[Kutipan]:
»»

Dianggap Menurunkan Upah, Permenaker Pengupahan Padat Karya Diprotes Buruh
Berita

Dianggap Menurunkan Upah, Permenaker Pengupahan Padat Karya Diprotes Buruh

Permenaker membuka peluang bagi industri padat karya tertentu yang terdampak pandemi Covid-19 untuk melakukan penyesuaian upah yang dinilai Kalangan buruh berpotensi menurunkan upah buruh di sektor padat karya.

Ady Thea DA
Bacaan 4 Menit

Namun, terbitnya Permenaker ini diprotes kalangan serikat buruh. Presiden Aspek Indonesia, Mirah Sumirat, menilai Permenaker ini membolehkan perusahaan industri padat karya tertentu yang terdampak pandemi Covid-19 melakukan penyesuaian besaran dan cara pembayaran upah pekerja/buruh. Beleid ini membuat hak normatif buruh tidak terlindungi karena pengusaha dibolehkan mengurangi upah buruh dengan alasan terkena dampak pandemi Covid-19.

Mirah memahami pandemi Covid-19 menimbulkan dampak yang sangat luas, tapi pemerintah seharusnya tidak menerbitkan peraturan yang merugikan buruh. Sebagaimana diketahui sebagian besar buruh industri padat karya mendapat upah hanya sebatas upah minimum. “Jika upahnya dikurangi dipastikan buruh semakin kesulitan memenuhi kebutuhan hidup,” kata Mirah Sumirat ketika dikonfirmasi, Selasa (23/2/2021).

Walaupun Permenaker menyebut penyesuaian upah ini dilakukan melalui kesepakatan pengusaha dan pekerja/buruh secara musyawarah yang dilandasi kekeluargaan, transparansi, dan itikad baik, tapi Mirah yakin hal ini sulit terwujud. Praktiknya selama ini sulit menemukan pengusaha yang benar-benar transparan dan terbuka terhadap buruhnya mengenai keuangan perusahaan. Apalagi Permenaker ini tidak mewajibkan pengusaha membuka laporan keuangan yang telah diaudit guna membuktikan kerugian karena dampak pandemi Covid-19.

“Permenaker ini juga tidak memberikan jaminan perlindungan hak jika pekerja tidak sepakat dengan penyesuaian upah,” ujarnya.

Mirah khawatir Permenaker ini memicu pengusaha di sektor industri lain untuk melakukan hal yang sama yakni pengurangan upah buruh dengan alasan pandemi Covid-19. Pemotongan upah buruh akan berdampak lebih luas terhadap perekonomian nasional karena membuat daya beli masyarakat semakin turun.

Ketua Umum Federasi Serikat Buruh Persatuan Indonesia, Dian Septi Trisnanti, mengatakan organisasinya secara prinsip menolak UU No.11 Tahun 2020 tentang Cipta Kerja. Sekaligus menolak Permenaker No.2 Tahun 2021 ini karena membuat pengusaha berpotensi semakin sewenang-wenang memberikan upah.

««

(Baris dari sebuah sumber data)
»»

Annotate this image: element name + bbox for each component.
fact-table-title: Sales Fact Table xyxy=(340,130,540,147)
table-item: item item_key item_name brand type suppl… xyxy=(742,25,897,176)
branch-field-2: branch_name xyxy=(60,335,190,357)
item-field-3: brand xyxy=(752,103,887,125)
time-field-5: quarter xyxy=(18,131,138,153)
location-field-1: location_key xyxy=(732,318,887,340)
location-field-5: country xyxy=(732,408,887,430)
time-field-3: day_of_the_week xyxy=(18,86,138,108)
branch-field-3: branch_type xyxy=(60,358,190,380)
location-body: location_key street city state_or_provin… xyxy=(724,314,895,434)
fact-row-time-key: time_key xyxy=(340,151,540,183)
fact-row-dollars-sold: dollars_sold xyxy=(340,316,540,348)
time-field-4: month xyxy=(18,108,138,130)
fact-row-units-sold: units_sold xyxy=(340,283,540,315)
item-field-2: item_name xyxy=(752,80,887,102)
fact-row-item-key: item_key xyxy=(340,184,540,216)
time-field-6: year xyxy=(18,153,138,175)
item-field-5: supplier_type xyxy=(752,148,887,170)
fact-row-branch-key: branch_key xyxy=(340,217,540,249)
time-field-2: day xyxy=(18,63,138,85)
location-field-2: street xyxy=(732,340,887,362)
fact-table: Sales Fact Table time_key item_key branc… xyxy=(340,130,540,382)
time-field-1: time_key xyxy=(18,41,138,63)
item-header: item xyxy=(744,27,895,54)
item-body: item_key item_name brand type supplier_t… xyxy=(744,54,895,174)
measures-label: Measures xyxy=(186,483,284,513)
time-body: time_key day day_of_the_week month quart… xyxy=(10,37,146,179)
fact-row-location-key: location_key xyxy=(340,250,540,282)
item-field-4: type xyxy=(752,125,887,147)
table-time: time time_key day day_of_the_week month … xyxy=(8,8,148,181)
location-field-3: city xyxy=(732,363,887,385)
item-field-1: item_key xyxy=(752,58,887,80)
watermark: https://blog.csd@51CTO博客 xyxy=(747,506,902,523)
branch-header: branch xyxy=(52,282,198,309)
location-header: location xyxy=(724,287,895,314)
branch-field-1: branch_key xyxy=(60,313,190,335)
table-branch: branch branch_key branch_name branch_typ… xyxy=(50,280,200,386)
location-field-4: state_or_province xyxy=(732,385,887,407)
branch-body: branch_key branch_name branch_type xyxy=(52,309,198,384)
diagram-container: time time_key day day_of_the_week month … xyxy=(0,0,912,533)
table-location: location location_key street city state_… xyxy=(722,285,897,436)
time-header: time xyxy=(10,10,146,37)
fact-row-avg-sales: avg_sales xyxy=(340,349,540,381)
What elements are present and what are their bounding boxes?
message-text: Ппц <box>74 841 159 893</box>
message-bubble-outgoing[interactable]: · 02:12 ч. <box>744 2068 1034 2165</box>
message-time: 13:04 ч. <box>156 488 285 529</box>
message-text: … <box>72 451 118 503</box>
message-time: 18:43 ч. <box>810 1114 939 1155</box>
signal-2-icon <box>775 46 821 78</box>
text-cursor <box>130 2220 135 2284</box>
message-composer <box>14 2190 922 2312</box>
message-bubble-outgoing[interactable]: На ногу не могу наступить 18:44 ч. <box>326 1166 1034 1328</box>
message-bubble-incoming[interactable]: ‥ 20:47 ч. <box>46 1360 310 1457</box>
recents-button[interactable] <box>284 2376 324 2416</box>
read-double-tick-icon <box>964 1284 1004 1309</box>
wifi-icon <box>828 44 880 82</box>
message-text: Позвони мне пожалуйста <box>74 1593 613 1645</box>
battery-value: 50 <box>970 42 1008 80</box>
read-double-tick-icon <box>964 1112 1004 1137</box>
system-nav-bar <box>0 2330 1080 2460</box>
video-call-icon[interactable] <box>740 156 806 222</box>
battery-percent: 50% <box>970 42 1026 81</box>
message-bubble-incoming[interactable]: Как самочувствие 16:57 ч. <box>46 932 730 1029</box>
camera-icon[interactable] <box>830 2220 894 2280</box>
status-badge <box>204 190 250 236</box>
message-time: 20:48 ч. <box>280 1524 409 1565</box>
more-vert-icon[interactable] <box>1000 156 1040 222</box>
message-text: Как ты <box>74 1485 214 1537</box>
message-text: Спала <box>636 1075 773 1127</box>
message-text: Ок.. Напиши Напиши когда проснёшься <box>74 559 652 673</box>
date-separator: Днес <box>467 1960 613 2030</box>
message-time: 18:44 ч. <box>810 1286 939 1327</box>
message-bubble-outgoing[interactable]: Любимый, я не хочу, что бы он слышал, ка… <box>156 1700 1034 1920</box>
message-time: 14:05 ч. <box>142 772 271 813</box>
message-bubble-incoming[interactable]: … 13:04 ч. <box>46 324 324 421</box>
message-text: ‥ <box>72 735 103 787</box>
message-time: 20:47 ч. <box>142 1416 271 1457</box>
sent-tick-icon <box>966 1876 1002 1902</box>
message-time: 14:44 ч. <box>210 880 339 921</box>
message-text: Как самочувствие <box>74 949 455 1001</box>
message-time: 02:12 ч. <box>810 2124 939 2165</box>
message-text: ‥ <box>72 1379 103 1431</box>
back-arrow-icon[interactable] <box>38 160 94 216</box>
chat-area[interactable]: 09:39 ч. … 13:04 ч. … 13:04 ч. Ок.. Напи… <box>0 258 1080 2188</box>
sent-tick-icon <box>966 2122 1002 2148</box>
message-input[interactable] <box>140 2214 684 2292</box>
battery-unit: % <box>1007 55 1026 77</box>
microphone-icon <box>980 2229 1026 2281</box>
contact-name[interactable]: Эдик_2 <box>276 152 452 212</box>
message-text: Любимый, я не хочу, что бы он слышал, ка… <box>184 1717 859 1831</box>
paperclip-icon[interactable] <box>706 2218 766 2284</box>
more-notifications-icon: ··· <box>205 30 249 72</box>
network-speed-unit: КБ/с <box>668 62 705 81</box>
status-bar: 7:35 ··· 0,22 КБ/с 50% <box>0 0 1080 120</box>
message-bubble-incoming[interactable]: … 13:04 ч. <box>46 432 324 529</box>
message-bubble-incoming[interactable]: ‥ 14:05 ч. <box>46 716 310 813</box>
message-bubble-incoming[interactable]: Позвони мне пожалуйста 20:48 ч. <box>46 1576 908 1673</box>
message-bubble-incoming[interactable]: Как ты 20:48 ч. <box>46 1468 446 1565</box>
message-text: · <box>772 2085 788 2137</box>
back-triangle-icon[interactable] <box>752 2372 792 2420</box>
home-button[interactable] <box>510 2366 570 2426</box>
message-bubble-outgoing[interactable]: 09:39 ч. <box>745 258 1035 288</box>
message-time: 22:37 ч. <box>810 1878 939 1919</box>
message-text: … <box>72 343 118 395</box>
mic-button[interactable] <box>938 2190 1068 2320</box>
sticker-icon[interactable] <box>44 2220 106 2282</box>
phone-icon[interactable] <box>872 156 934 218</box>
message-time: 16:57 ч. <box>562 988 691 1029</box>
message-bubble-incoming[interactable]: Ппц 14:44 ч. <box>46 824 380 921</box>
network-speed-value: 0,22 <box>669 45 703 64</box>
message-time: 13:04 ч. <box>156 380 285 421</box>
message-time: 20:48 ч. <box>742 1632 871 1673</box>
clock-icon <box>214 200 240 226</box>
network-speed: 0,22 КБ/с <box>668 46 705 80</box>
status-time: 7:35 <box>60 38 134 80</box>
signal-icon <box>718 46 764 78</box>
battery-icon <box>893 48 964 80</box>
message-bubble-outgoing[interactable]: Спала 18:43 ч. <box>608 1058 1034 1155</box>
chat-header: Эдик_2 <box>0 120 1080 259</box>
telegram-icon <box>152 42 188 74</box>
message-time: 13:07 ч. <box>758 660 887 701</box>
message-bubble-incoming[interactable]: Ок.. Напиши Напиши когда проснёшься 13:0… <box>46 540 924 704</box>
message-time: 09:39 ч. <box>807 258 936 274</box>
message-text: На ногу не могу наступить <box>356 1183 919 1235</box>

««

[Butir Tugas]:
Dalam kutipan tentang Permenaker pengupahan padat karya, siapa yang menjabat Presiden Aspek Indonesia? Baris-baris data ini diambil dari sumber yang berbeda dengan kutipan.

[Kotak Jawaban]:
Mirah Sumirat.